Find every line in the material that contains the string "leftarrow" and copy each such line in full.
+++ SUPPLIED RECORDS +++
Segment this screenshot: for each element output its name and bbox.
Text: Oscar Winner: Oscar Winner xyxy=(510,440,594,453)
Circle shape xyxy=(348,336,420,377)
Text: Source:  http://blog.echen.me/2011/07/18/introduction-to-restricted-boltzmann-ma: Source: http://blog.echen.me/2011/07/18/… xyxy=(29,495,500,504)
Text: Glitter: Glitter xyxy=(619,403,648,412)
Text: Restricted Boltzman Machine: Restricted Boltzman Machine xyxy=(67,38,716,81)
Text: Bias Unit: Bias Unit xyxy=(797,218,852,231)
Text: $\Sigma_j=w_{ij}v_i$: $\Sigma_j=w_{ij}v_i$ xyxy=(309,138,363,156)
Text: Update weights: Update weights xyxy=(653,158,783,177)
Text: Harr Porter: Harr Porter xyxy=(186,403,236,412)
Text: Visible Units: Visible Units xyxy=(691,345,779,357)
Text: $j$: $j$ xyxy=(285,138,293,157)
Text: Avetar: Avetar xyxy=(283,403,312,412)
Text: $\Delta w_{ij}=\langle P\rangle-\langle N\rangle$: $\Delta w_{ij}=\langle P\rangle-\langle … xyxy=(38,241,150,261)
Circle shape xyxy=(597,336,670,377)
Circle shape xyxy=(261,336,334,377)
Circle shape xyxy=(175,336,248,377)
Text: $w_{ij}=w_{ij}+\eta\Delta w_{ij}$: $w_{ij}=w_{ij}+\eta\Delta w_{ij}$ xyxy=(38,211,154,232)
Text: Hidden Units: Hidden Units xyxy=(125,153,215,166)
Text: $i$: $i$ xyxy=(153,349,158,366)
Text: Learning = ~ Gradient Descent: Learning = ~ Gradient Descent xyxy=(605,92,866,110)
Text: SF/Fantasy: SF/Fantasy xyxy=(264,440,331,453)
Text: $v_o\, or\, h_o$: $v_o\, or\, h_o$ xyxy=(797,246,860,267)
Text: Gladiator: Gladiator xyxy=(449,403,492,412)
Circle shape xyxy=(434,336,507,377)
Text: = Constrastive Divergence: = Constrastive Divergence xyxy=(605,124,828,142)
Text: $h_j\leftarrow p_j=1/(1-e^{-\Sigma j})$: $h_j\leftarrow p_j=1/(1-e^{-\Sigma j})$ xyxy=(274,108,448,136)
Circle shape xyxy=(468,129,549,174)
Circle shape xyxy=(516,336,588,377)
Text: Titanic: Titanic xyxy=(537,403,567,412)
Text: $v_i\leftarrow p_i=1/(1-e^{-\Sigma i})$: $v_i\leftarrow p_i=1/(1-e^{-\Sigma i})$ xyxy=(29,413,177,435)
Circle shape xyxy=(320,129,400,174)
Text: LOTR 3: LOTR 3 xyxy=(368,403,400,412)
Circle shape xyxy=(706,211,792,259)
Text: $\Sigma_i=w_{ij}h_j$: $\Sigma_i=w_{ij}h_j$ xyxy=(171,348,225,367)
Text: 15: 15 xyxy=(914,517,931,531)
+++
• OUTPUT BELOW:
Text: $h_j\leftarrow p_j=1/(1-e^{-\Sigma j})$: $h_j\leftarrow p_j=1/(1-e^{-\Sigma j})$ xyxy=(274,108,448,136)
Text: $v_i\leftarrow p_i=1/(1-e^{-\Sigma i})$: $v_i\leftarrow p_i=1/(1-e^{-\Sigma i})$ xyxy=(29,413,177,435)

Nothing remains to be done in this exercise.